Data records
------------

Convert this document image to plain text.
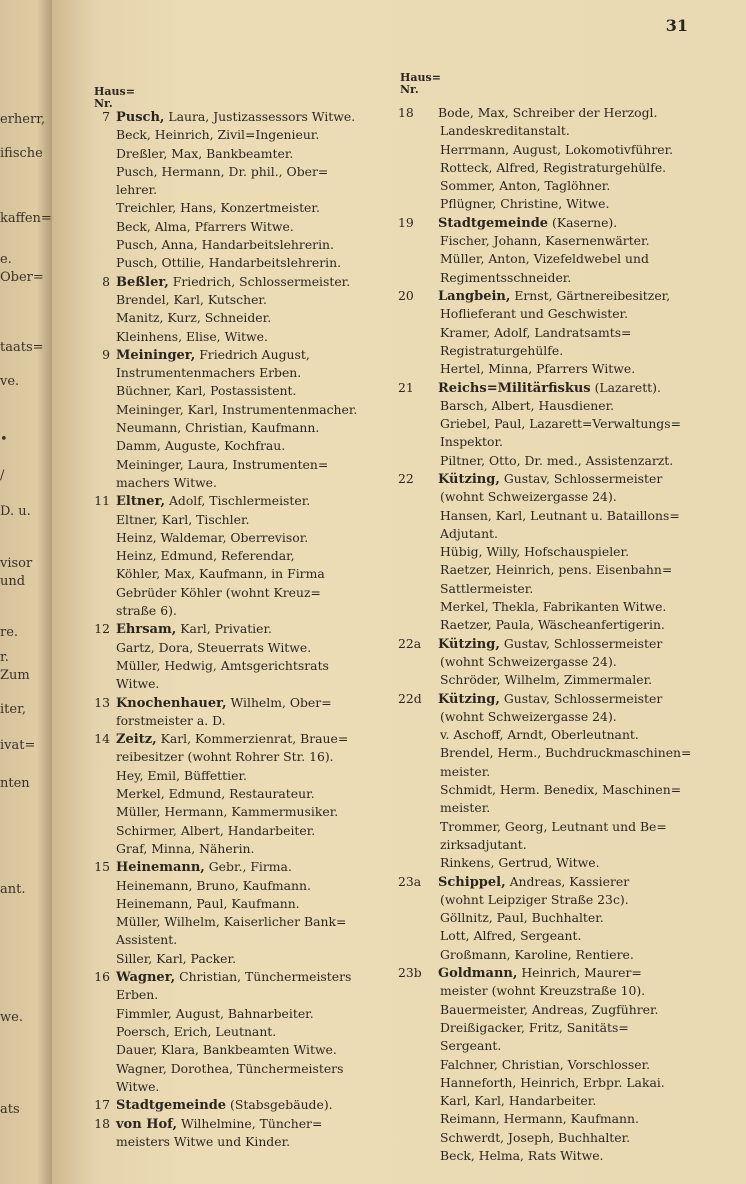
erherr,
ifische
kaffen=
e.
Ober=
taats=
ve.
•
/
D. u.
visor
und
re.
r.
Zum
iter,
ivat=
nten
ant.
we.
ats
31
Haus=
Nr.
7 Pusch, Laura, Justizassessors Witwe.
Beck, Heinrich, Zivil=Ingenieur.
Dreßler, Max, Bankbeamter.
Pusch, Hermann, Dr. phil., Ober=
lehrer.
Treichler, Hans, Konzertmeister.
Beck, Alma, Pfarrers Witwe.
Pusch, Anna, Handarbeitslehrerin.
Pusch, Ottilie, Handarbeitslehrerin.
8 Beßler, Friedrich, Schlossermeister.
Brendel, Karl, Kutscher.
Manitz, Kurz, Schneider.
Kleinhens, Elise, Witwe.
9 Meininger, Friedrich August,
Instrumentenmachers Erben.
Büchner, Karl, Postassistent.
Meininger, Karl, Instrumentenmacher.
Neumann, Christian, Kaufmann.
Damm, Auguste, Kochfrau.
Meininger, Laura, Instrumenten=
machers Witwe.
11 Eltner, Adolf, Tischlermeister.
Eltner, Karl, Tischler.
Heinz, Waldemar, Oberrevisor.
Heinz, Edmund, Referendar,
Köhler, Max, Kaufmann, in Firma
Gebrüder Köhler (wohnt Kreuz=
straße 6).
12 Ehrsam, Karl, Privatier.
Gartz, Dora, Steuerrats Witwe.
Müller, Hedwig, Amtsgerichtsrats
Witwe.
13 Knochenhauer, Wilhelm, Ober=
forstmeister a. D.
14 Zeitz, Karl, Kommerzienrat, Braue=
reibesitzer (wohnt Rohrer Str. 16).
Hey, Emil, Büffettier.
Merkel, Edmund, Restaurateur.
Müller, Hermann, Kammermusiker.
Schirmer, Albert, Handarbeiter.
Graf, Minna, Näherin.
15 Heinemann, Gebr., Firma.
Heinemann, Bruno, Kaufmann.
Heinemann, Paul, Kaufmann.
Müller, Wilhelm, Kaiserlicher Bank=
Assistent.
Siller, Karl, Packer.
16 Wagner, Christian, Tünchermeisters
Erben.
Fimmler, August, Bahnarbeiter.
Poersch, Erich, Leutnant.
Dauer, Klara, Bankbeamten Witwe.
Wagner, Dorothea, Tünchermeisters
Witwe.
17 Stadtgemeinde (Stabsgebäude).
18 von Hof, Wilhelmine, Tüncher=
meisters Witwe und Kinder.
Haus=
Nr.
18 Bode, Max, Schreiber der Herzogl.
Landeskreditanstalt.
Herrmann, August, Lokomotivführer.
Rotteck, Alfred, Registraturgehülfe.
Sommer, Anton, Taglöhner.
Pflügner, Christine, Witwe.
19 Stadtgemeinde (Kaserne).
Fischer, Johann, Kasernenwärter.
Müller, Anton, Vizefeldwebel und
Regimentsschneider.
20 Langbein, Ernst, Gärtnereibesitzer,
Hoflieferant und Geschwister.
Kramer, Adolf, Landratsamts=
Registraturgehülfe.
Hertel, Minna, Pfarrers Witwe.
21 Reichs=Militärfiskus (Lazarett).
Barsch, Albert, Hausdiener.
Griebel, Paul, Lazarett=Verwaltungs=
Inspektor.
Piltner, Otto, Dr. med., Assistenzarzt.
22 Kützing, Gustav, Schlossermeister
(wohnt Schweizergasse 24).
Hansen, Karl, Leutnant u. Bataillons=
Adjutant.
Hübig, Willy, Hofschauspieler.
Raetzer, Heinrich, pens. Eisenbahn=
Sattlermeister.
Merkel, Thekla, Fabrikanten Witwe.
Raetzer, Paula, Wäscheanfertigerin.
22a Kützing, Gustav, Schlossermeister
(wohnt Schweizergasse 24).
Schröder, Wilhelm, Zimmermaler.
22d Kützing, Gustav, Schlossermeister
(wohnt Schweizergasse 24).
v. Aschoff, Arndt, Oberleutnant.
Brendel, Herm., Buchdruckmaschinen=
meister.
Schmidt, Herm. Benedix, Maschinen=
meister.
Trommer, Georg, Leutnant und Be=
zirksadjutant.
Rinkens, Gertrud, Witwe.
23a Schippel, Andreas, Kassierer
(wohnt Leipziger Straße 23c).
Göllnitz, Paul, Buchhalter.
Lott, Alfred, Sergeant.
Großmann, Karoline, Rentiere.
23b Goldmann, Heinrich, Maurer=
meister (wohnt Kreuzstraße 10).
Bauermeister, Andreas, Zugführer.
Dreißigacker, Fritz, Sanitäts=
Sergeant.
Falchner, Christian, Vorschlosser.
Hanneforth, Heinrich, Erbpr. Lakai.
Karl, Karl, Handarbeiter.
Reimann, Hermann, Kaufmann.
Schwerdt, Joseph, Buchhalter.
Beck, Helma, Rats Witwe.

------------

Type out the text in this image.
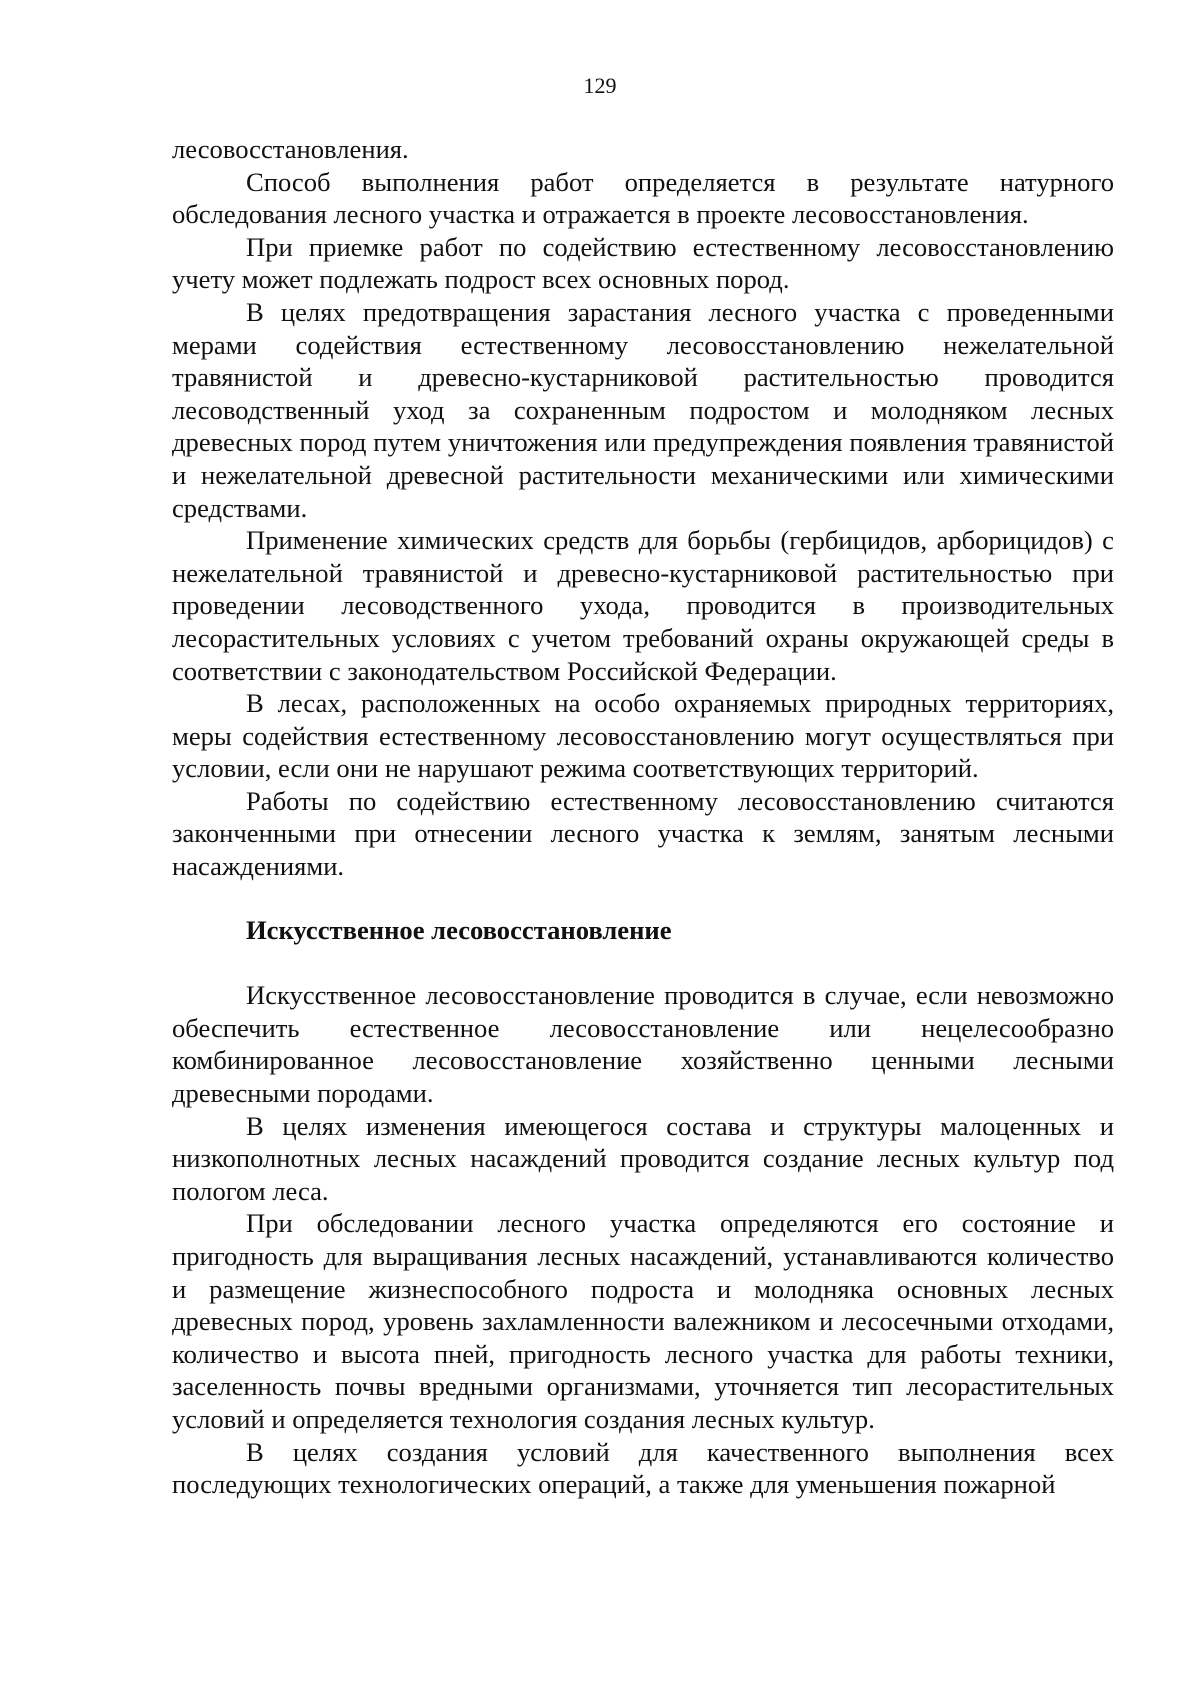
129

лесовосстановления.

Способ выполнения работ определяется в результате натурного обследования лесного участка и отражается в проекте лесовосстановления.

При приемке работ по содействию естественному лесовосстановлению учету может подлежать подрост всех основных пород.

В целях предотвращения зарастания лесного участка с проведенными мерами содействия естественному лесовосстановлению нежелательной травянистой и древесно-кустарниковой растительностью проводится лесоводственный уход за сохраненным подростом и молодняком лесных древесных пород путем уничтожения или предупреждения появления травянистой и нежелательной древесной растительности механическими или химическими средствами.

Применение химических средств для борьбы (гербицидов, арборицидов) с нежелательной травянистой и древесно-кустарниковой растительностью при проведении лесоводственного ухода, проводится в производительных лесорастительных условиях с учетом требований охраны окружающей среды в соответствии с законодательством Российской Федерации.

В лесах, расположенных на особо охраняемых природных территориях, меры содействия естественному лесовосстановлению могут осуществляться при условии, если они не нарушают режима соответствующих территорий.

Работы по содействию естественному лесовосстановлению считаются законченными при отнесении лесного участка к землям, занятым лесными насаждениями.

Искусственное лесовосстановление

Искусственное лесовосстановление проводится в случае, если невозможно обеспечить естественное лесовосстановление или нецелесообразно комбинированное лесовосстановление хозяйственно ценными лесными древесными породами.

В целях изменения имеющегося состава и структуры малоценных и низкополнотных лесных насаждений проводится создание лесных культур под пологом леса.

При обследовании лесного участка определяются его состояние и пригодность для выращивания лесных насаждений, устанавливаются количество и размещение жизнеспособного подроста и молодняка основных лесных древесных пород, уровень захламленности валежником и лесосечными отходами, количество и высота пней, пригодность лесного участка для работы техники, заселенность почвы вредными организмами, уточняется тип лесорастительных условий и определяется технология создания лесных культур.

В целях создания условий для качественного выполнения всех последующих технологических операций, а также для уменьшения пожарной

------------

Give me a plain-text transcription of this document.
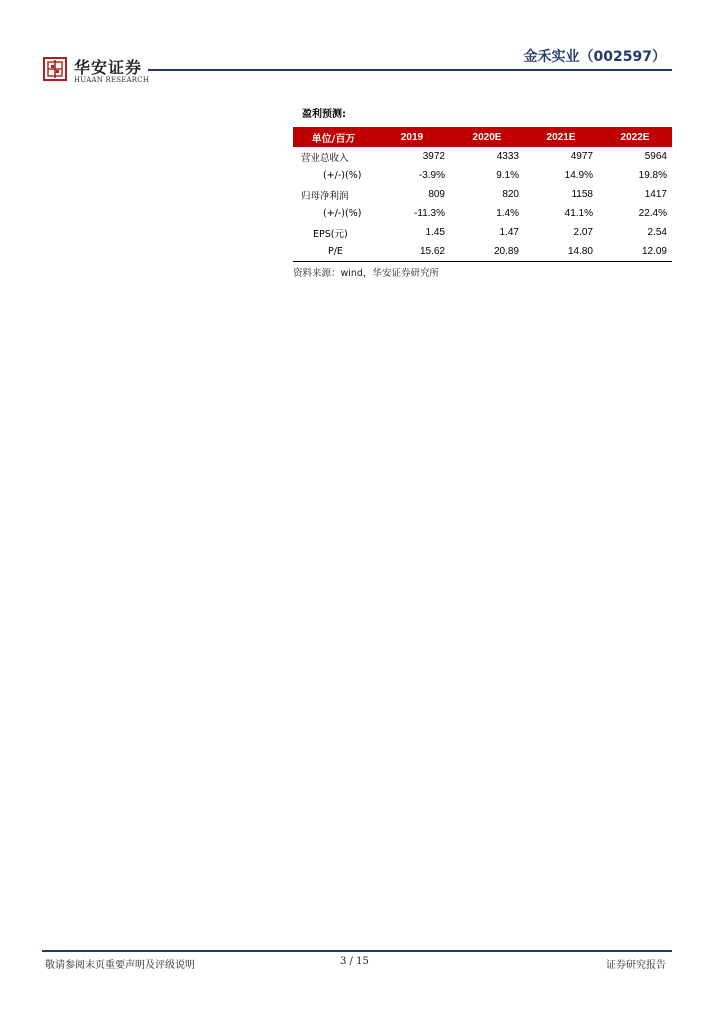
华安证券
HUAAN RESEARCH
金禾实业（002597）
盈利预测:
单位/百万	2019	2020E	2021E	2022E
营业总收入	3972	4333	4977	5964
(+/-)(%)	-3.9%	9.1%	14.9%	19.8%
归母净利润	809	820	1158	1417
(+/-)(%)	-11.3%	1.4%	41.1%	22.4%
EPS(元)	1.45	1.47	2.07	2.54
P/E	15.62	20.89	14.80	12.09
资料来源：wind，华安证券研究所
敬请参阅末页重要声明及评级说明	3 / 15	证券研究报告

------------

### [OBJECTIVE]
Using the listing above, show every line that includes the string "wohnt".

### [ANSWER TO THE PROBLEM]
Gebrüder Köhler (wohnt Kreuz=
reibesitzer (wohnt Rohrer Str. 16).
(wohnt Schweizergasse 24).
(wohnt Schweizergasse 24).
(wohnt Schweizergasse 24).
(wohnt Leipziger Straße 23c).
meister (wohnt Kreuzstraße 10).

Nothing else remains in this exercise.